▸ Exercise input

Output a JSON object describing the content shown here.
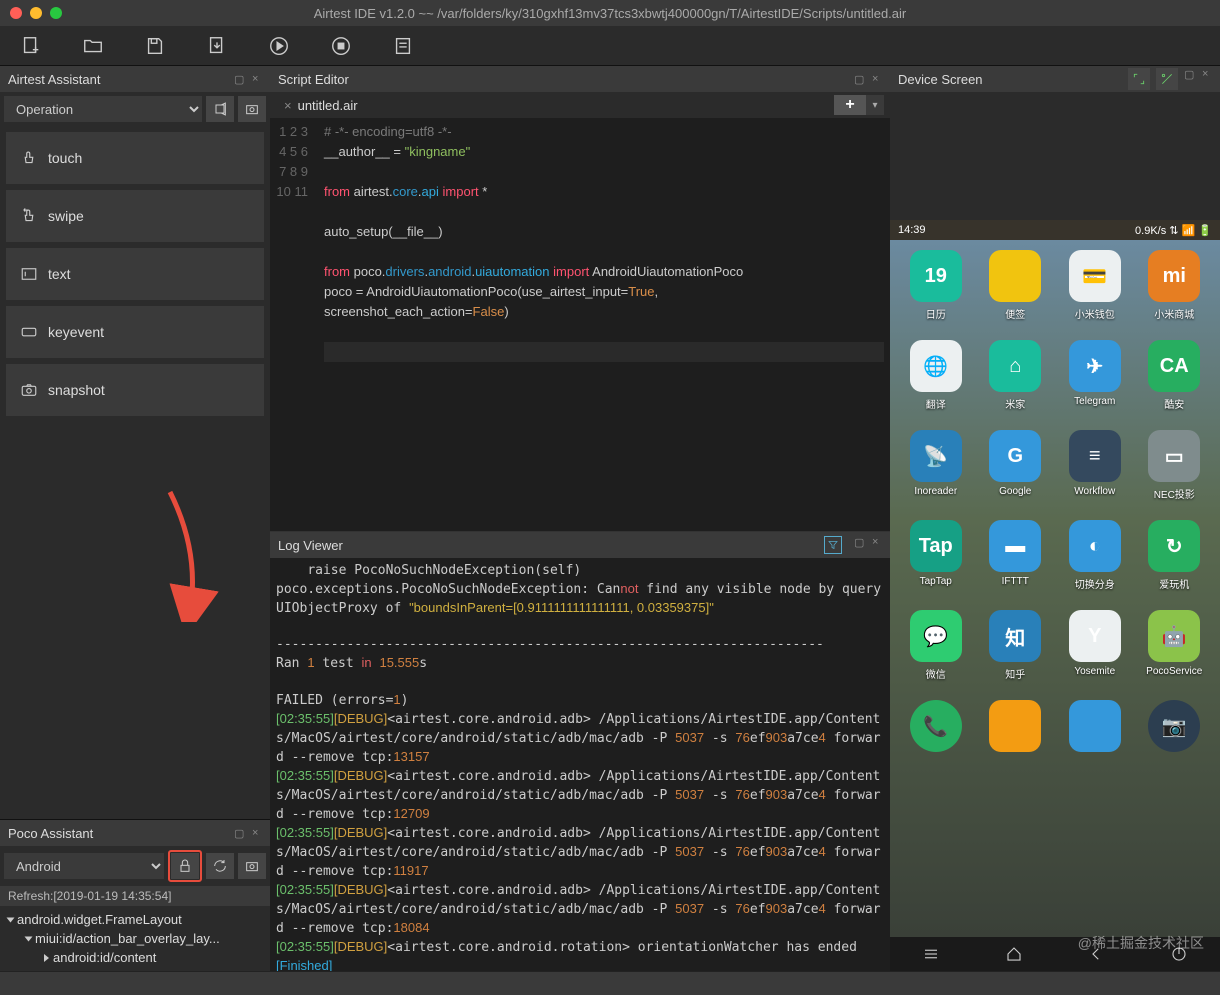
{
  "window": {
    "title": "Airtest IDE v1.2.0 ~~ /var/folders/ky/310gxhf13mv37tcs3xbwtj400000gn/T/AirtestIDE/Scripts/untitled.air"
  },
  "panels": {
    "assistant": "Airtest Assistant",
    "poco": "Poco Assistant",
    "script": "Script Editor",
    "log": "Log Viewer",
    "device": "Device Screen"
  },
  "assistant": {
    "operation": "Operation",
    "actions": [
      "touch",
      "swipe",
      "text",
      "keyevent",
      "snapshot"
    ]
  },
  "poco": {
    "platform": "Android",
    "refresh": "Refresh:[2019-01-19 14:35:54]",
    "tree": [
      {
        "indent": 0,
        "open": true,
        "label": "android.widget.FrameLayout"
      },
      {
        "indent": 1,
        "open": true,
        "label": "miui:id/action_bar_overlay_lay..."
      },
      {
        "indent": 2,
        "open": false,
        "label": "android:id/content"
      }
    ]
  },
  "editor": {
    "tab": "untitled.air",
    "plus": "+",
    "code_lines": [
      {
        "n": 1,
        "html": "<span class='c-comment'># -*- encoding=utf8 -*-</span>"
      },
      {
        "n": 2,
        "html": "__author__ = <span class='c-str'>\"kingname\"</span>"
      },
      {
        "n": 3,
        "html": ""
      },
      {
        "n": 4,
        "html": "<span class='c-kw'>from</span> airtest.<span class='c-mod'>core</span>.<span class='c-fn'>api</span> <span class='c-kw'>import</span> *"
      },
      {
        "n": 5,
        "html": ""
      },
      {
        "n": 6,
        "html": "auto_setup(__file__)"
      },
      {
        "n": 7,
        "html": ""
      },
      {
        "n": 8,
        "html": "<span class='c-kw'>from</span> poco.<span class='c-mod'>drivers</span>.<span class='c-mod'>android</span>.<span class='c-fn'>uiautomation</span> <span class='c-kw'>import</span> AndroidUiautomationPoco"
      },
      {
        "n": 9,
        "html": "poco = AndroidUiautomationPoco(use_airtest_input=<span class='c-bool'>True</span>,"
      },
      {
        "n": 10,
        "html": "screenshot_each_action=<span class='c-bool'>False</span>)",
        "indent": "        "
      },
      {
        "n": 10,
        "skip": true
      },
      {
        "n": 11,
        "html": "<span class='cursor-line'> </span>"
      }
    ],
    "real_lines": [
      1,
      2,
      3,
      4,
      5,
      6,
      7,
      8,
      9,
      10,
      11
    ]
  },
  "log": {
    "lines": [
      "    raise PocoNoSuchNodeException(self)",
      "poco.exceptions.PocoNoSuchNodeException: Can<span class='l-red'>not</span> find any visible node by query UIObjectProxy of <span class='l-str'>\"boundsInParent=[0.9111111111111111, 0.03359375]\"</span>",
      "",
      "----------------------------------------------------------------------",
      "Ran <span class='l-num'>1</span> test <span class='l-red'>in</span> <span class='l-num'>15.555</span>s",
      "",
      "FAILED (errors=<span class='l-num'>1</span>)",
      "<span class='l-ts'>[02:35:55]</span><span class='l-dbg'>[DEBUG]</span>&lt;airtest.core.android.adb&gt; /Applications/AirtestIDE.app/Contents/MacOS/airtest/core/android/static/adb/mac/adb -P <span class='l-num'>5037</span> -s <span class='l-num'>76</span>ef<span class='l-num'>903</span>a7ce<span class='l-num'>4</span> forward --remove tcp:<span class='l-num'>13157</span>",
      "<span class='l-ts'>[02:35:55]</span><span class='l-dbg'>[DEBUG]</span>&lt;airtest.core.android.adb&gt; /Applications/AirtestIDE.app/Contents/MacOS/airtest/core/android/static/adb/mac/adb -P <span class='l-num'>5037</span> -s <span class='l-num'>76</span>ef<span class='l-num'>903</span>a7ce<span class='l-num'>4</span> forward --remove tcp:<span class='l-num'>12709</span>",
      "<span class='l-ts'>[02:35:55]</span><span class='l-dbg'>[DEBUG]</span>&lt;airtest.core.android.adb&gt; /Applications/AirtestIDE.app/Contents/MacOS/airtest/core/android/static/adb/mac/adb -P <span class='l-num'>5037</span> -s <span class='l-num'>76</span>ef<span class='l-num'>903</span>a7ce<span class='l-num'>4</span> forward --remove tcp:<span class='l-num'>11917</span>",
      "<span class='l-ts'>[02:35:55]</span><span class='l-dbg'>[DEBUG]</span>&lt;airtest.core.android.adb&gt; /Applications/AirtestIDE.app/Contents/MacOS/airtest/core/android/static/adb/mac/adb -P <span class='l-num'>5037</span> -s <span class='l-num'>76</span>ef<span class='l-num'>903</span>a7ce<span class='l-num'>4</span> forward --remove tcp:<span class='l-num'>18084</span>",
      "<span class='l-ts'>[02:35:55]</span><span class='l-dbg'>[DEBUG]</span>&lt;airtest.core.android.rotation&gt; orientationWatcher has ended",
      "<span class='l-cy'>[Finished]</span>",
      "",
      "=============================================================="
    ]
  },
  "device": {
    "time": "14:39",
    "status_right": "0.9K/s ⇅ 📶 🔋",
    "apps": [
      {
        "label": "日历",
        "bg": "#1abc9c",
        "txt": "19"
      },
      {
        "label": "便签",
        "bg": "#f1c40f",
        "txt": ""
      },
      {
        "label": "小米钱包",
        "bg": "#ecf0f1",
        "txt": "💳"
      },
      {
        "label": "小米商城",
        "bg": "#e67e22",
        "txt": "mi"
      },
      {
        "label": "翻译",
        "bg": "#ecf0f1",
        "txt": "🌐"
      },
      {
        "label": "米家",
        "bg": "#1abc9c",
        "txt": "⌂"
      },
      {
        "label": "Telegram",
        "bg": "#3498db",
        "txt": "✈"
      },
      {
        "label": "酷安",
        "bg": "#27ae60",
        "txt": "CA"
      },
      {
        "label": "Inoreader",
        "bg": "#2980b9",
        "txt": "📡"
      },
      {
        "label": "Google",
        "bg": "#3498db",
        "txt": "G"
      },
      {
        "label": "Workflow",
        "bg": "#34495e",
        "txt": "≡"
      },
      {
        "label": "NEC投影",
        "bg": "#7f8c8d",
        "txt": "▭"
      },
      {
        "label": "TapTap",
        "bg": "#16a085",
        "txt": "Tap"
      },
      {
        "label": "IFTTT",
        "bg": "#3498db",
        "txt": "▬"
      },
      {
        "label": "切换分身",
        "bg": "#3498db",
        "txt": "◐"
      },
      {
        "label": "爱玩机",
        "bg": "#27ae60",
        "txt": "↻"
      },
      {
        "label": "微信",
        "bg": "#2ecc71",
        "txt": "💬"
      },
      {
        "label": "知乎",
        "bg": "#2980b9",
        "txt": "知"
      },
      {
        "label": "Yosemite",
        "bg": "#ecf0f1",
        "txt": "Y"
      },
      {
        "label": "PocoService",
        "bg": "#8bc34a",
        "txt": "🤖"
      },
      {
        "label": "",
        "bg": "#27ae60",
        "txt": "📞",
        "round": true
      },
      {
        "label": "",
        "bg": "#f39c12",
        "txt": ""
      },
      {
        "label": "",
        "bg": "#3498db",
        "txt": ""
      },
      {
        "label": "",
        "bg": "#2c3e50",
        "txt": "📷",
        "round": true
      }
    ]
  },
  "watermark": "@稀土掘金技术社区"
}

▸ Task to complete
Pick each line holding the word "from" out of the listing.

▸ Task output
        "html": "<span class='c-kw'>from</span> airtest.<span class='c-mod'>core</span>.<span class='c-fn'>api</span> <span class='c-kw'>import</span> *"
        "html": "<span class='c-kw'>from</span> poco.<span class='c-mod'>drivers</span>.<span class='c-mod'>android</span>.<span class='c-fn'>uiautomation</span> <span class='c-kw'>import</span> AndroidUiautomationPoco"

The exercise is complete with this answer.